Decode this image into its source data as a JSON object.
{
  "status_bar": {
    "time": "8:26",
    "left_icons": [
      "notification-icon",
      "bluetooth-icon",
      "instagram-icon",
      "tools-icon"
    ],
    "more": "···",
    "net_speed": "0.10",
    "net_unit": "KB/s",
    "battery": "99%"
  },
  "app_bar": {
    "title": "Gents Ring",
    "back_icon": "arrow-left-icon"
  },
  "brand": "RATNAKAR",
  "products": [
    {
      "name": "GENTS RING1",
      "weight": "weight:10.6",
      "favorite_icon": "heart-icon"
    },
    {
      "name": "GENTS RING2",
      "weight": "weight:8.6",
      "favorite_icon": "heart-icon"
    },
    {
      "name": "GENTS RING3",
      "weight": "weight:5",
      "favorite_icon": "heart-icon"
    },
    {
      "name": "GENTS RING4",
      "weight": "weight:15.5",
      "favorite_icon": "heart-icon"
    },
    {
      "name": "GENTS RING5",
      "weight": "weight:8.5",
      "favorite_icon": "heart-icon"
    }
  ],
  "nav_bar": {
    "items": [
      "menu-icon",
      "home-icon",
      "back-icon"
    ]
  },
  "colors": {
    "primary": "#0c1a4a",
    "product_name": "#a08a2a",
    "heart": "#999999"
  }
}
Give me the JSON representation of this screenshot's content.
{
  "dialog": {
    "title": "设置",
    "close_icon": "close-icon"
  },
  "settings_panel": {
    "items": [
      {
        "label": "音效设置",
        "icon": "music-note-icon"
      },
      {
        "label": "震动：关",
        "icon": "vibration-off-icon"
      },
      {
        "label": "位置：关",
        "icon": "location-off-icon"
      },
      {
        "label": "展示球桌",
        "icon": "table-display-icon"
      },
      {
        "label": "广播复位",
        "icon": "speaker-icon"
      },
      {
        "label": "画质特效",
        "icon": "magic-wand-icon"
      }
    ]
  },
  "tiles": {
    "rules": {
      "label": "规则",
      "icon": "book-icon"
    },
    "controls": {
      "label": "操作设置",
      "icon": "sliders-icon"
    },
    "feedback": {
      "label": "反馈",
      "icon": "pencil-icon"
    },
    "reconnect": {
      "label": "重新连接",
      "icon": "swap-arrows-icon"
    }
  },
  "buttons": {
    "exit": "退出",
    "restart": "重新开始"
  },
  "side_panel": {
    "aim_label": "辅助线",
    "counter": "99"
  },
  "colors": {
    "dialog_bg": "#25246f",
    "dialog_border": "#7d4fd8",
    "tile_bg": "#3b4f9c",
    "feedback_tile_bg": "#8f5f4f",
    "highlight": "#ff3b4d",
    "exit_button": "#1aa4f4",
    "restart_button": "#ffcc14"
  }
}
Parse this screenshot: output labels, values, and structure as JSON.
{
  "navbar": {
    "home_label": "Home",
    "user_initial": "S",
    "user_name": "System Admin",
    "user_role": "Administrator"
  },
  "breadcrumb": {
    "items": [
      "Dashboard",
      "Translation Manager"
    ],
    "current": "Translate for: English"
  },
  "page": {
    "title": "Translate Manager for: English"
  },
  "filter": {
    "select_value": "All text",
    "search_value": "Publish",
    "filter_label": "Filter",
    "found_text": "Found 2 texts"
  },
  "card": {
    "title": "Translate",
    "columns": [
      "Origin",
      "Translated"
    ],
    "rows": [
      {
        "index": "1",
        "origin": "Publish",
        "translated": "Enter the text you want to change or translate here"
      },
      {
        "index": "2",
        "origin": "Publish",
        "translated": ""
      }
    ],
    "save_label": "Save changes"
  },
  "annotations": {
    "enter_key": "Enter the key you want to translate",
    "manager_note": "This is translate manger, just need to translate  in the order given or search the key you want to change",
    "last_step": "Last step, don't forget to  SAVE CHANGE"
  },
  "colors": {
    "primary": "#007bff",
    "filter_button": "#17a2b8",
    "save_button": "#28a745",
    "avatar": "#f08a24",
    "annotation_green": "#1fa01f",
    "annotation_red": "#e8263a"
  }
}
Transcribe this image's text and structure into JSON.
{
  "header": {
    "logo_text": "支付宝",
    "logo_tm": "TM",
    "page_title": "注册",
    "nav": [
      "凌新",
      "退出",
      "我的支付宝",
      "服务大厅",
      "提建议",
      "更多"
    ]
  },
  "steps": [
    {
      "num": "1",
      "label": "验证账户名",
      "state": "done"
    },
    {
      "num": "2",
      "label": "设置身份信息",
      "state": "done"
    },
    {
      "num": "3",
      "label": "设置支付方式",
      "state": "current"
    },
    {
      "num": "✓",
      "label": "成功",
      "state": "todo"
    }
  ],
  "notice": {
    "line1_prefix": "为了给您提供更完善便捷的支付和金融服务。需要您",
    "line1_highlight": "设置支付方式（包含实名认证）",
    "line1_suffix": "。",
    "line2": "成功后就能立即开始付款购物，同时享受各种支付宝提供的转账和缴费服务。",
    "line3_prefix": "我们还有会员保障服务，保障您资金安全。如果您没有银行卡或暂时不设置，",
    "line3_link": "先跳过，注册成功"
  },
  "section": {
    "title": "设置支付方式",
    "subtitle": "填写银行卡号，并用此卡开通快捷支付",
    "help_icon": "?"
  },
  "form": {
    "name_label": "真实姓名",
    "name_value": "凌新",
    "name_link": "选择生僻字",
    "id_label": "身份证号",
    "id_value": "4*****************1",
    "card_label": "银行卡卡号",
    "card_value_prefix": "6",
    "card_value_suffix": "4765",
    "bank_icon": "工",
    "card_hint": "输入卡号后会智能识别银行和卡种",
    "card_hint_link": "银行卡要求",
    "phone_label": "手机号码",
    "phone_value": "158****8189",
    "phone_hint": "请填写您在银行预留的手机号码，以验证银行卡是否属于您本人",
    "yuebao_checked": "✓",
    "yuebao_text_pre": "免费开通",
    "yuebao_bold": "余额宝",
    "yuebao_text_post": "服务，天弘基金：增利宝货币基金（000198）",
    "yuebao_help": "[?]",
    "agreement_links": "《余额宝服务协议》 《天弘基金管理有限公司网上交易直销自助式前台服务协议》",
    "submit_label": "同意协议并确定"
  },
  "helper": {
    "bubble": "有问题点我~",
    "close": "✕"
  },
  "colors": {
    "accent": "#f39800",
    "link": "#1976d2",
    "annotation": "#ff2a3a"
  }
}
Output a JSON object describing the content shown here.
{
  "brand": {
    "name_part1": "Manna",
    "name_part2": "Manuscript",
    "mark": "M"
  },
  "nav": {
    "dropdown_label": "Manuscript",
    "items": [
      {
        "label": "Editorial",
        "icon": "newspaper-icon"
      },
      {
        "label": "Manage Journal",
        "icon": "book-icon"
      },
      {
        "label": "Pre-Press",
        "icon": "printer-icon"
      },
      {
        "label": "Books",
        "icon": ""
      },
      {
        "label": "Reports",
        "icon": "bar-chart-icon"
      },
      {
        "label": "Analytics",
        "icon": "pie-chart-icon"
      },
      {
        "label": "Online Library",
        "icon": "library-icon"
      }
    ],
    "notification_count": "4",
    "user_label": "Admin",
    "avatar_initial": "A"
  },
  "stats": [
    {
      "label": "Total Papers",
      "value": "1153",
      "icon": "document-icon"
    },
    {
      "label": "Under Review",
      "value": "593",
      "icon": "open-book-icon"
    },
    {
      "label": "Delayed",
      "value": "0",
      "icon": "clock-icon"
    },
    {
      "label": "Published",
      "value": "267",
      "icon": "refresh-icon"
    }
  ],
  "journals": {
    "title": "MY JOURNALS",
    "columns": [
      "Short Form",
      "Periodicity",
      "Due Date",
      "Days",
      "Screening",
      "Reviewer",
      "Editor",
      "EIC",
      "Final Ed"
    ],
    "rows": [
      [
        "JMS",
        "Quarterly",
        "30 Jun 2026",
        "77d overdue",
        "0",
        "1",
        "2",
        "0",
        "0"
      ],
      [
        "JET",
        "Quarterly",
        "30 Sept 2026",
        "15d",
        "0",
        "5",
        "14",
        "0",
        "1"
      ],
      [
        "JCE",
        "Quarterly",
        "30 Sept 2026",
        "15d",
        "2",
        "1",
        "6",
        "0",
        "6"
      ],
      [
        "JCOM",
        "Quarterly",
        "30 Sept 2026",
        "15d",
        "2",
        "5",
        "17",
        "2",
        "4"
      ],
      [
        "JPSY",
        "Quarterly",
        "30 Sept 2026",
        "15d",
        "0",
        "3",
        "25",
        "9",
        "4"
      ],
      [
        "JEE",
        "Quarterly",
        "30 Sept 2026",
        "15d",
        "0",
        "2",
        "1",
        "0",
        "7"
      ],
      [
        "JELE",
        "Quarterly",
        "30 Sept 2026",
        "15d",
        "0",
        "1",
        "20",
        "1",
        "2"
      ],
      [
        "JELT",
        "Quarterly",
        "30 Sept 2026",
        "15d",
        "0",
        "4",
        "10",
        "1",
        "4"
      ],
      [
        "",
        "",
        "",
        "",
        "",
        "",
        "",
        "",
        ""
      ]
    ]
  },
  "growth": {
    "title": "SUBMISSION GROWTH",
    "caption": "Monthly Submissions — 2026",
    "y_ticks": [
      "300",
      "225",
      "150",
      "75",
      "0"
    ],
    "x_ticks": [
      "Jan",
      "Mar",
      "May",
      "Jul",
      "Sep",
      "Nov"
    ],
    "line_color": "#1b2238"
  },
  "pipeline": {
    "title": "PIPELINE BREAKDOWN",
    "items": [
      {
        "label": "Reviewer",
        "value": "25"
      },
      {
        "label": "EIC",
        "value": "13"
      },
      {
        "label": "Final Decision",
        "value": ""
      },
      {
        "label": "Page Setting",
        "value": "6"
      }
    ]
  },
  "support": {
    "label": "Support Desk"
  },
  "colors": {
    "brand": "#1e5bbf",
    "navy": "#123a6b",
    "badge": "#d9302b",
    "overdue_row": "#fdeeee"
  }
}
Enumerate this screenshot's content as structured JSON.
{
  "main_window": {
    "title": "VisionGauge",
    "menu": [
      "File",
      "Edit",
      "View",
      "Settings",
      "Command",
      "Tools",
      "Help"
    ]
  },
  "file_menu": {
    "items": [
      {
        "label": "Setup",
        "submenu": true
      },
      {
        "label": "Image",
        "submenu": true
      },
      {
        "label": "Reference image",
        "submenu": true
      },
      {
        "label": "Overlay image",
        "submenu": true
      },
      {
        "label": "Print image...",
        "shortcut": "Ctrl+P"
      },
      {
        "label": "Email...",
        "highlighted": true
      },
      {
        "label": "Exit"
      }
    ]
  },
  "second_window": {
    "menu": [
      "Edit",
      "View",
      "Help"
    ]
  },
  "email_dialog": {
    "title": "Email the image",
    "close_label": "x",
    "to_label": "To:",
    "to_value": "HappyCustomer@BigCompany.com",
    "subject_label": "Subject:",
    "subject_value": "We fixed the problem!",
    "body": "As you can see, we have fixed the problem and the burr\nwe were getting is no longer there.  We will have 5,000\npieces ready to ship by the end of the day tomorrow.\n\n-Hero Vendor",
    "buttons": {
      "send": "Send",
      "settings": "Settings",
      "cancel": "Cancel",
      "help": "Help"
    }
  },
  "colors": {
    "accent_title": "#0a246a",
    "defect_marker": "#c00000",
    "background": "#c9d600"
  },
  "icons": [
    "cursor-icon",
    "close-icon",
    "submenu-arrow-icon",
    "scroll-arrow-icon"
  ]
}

_PROBLEM TO WORK ON_.
Above are records; say how many of their lines contain the word "state", giving only the number.

_TASK ANSWER_.
4